Exercise details: Reproduce the whole listing, character for character.

Stored entries
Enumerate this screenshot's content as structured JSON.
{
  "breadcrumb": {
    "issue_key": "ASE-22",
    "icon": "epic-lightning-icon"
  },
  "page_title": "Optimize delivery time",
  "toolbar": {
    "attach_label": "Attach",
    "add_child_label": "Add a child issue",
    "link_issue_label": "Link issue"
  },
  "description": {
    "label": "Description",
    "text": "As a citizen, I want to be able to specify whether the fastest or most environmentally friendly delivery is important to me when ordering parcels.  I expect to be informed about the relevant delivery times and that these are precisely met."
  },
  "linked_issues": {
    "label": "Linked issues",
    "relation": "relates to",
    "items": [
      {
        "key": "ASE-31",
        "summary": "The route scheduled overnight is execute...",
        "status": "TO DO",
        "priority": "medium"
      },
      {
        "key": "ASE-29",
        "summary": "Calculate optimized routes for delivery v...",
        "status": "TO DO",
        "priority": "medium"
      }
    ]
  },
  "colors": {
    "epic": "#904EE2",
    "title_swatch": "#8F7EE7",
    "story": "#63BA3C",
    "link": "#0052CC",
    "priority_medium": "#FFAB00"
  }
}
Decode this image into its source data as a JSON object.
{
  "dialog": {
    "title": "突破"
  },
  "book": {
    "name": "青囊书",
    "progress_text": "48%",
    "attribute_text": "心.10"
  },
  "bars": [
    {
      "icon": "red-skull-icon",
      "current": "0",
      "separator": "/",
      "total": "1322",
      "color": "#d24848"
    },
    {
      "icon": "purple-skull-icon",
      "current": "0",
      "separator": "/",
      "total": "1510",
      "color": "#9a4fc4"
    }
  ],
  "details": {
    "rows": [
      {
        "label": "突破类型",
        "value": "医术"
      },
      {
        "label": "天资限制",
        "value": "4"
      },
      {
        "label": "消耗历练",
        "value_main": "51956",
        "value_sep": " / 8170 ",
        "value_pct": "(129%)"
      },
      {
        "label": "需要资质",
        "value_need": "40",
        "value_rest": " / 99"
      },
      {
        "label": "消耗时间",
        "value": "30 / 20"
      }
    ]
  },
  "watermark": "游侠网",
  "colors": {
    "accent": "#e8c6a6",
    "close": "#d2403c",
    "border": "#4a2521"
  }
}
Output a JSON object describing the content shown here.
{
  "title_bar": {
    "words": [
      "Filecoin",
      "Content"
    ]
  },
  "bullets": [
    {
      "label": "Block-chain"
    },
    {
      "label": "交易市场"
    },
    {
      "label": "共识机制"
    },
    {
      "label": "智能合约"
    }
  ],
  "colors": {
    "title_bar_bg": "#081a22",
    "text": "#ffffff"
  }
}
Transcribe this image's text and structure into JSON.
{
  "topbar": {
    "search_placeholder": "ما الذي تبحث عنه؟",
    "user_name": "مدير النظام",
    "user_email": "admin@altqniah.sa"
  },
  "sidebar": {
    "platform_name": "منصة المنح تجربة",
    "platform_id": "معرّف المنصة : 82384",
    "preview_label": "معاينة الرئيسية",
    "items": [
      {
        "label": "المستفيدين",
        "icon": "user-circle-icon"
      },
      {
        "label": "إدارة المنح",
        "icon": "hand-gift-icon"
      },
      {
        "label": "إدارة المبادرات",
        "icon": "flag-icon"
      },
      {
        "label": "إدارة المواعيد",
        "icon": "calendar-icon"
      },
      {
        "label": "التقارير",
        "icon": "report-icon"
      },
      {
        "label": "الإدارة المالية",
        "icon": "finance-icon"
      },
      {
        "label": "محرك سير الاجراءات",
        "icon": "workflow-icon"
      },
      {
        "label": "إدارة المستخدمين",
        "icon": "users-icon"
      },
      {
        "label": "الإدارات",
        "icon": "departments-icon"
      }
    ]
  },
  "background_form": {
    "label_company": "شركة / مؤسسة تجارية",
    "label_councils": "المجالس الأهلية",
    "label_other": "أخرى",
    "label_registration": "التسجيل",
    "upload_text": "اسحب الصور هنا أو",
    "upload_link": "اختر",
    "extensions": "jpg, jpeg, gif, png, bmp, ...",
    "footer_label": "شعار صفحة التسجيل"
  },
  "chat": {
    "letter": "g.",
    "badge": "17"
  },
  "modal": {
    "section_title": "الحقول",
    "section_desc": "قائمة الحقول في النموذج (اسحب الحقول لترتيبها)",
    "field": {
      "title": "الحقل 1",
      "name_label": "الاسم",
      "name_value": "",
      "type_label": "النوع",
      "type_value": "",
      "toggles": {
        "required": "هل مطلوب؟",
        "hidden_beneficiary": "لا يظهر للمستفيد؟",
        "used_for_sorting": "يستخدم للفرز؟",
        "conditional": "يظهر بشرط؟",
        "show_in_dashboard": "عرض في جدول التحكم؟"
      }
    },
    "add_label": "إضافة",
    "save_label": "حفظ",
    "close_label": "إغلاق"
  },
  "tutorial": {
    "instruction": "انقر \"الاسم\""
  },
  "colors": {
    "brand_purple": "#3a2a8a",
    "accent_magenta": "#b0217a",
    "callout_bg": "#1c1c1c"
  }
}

Output of the task:
Enumerate this screenshot's content as structured JSON.
{
  "breadcrumb": {
    "issue_key": "ASE-22",
    "icon": "epic-lightning-icon"
  },
  "page_title": "Optimize delivery time",
  "toolbar": {
    "attach_label": "Attach",
    "add_child_label": "Add a child issue",
    "link_issue_label": "Link issue"
  },
  "description": {
    "label": "Description",
    "text": "As a citizen, I want to be able to specify whether the fastest or most environmentally friendly delivery is important to me when ordering parcels.  I expect to be informed about the relevant delivery times and that these are precisely met."
  },
  "linked_issues": {
    "label": "Linked issues",
    "relation": "relates to",
    "items": [
      {
        "key": "ASE-31",
        "summary": "The route scheduled overnight is execute...",
        "status": "TO DO",
        "priority": "medium"
      },
      {
        "key": "ASE-29",
        "summary": "Calculate optimized routes for delivery v...",
        "status": "TO DO",
        "priority": "medium"
      }
    ]
  },
  "colors": {
    "epic": "#904EE2",
    "title_swatch": "#8F7EE7",
    "story": "#63BA3C",
    "link": "#0052CC",
    "priority_medium": "#FFAB00"
  }
}
Decode this image into its source data as a JSON object.
{
  "dialog": {
    "title": "突破"
  },
  "book": {
    "name": "青囊书",
    "progress_text": "48%",
    "attribute_text": "心.10"
  },
  "bars": [
    {
      "icon": "red-skull-icon",
      "current": "0",
      "separator": "/",
      "total": "1322",
      "color": "#d24848"
    },
    {
      "icon": "purple-skull-icon",
      "current": "0",
      "separator": "/",
      "total": "1510",
      "color": "#9a4fc4"
    }
  ],
  "details": {
    "rows": [
      {
        "label": "突破类型",
        "value": "医术"
      },
      {
        "label": "天资限制",
        "value": "4"
      },
      {
        "label": "消耗历练",
        "value_main": "51956",
        "value_sep": " / 8170 ",
        "value_pct": "(129%)"
      },
      {
        "label": "需要资质",
        "value_need": "40",
        "value_rest": " / 99"
      },
      {
        "label": "消耗时间",
        "value": "30 / 20"
      }
    ]
  },
  "watermark": "游侠网",
  "colors": {
    "accent": "#e8c6a6",
    "close": "#d2403c",
    "border": "#4a2521"
  }
}
Output a JSON object describing the content shown here.
{
  "title_bar": {
    "words": [
      "Filecoin",
      "Content"
    ]
  },
  "bullets": [
    {
      "label": "Block-chain"
    },
    {
      "label": "交易市场"
    },
    {
      "label": "共识机制"
    },
    {
      "label": "智能合约"
    }
  ],
  "colors": {
    "title_bar_bg": "#081a22",
    "text": "#ffffff"
  }
}
Transcribe this image's text and structure into JSON.
{
  "topbar": {
    "search_placeholder": "ما الذي تبحث عنه؟",
    "user_name": "مدير النظام",
    "user_email": "admin@altqniah.sa"
  },
  "sidebar": {
    "platform_name": "منصة المنح تجربة",
    "platform_id": "معرّف المنصة : 82384",
    "preview_label": "معاينة الرئيسية",
    "items": [
      {
        "label": "المستفيدين",
        "icon": "user-circle-icon"
      },
      {
        "label": "إدارة المنح",
        "icon": "hand-gift-icon"
      },
      {
        "label": "إدارة المبادرات",
        "icon": "flag-icon"
      },
      {
        "label": "إدارة المواعيد",
        "icon": "calendar-icon"
      },
      {
        "label": "التقارير",
        "icon": "report-icon"
      },
      {
        "label": "الإدارة المالية",
        "icon": "finance-icon"
      },
      {
        "label": "محرك سير الاجراءات",
        "icon": "workflow-icon"
      },
      {
        "label": "إدارة المستخدمين",
        "icon": "users-icon"
      },
      {
        "label": "الإدارات",
        "icon": "departments-icon"
      }
    ]
  },
  "background_form": {
    "label_company": "شركة / مؤسسة تجارية",
    "label_councils": "المجالس الأهلية",
    "label_other": "أخرى",
    "label_registration": "التسجيل",
    "upload_text": "اسحب الصور هنا أو",
    "upload_link": "اختر",
    "extensions": "jpg, jpeg, gif, png, bmp, ...",
    "footer_label": "شعار صفحة التسجيل"
  },
  "chat": {
    "letter": "g.",
    "badge": "17"
  },
  "modal": {
    "section_title": "الحقول",
    "section_desc": "قائمة الحقول في النموذج (اسحب الحقول لترتيبها)",
    "field": {
      "title": "الحقل 1",
      "name_label": "الاسم",
      "name_value": "",
      "type_label": "النوع",
      "type_value": "",
      "toggles": {
        "required": "هل مطلوب؟",
        "hidden_beneficiary": "لا يظهر للمستفيد؟",
        "used_for_sorting": "يستخدم للفرز؟",
        "conditional": "يظهر بشرط؟",
        "show_in_dashboard": "عرض في جدول التحكم؟"
      }
    },
    "add_label": "إضافة",
    "save_label": "حفظ",
    "close_label": "إغلاق"
  },
  "tutorial": {
    "instruction": "انقر \"الاسم\""
  },
  "colors": {
    "brand_purple": "#3a2a8a",
    "accent_magenta": "#b0217a",
    "callout_bg": "#1c1c1c"
  }
}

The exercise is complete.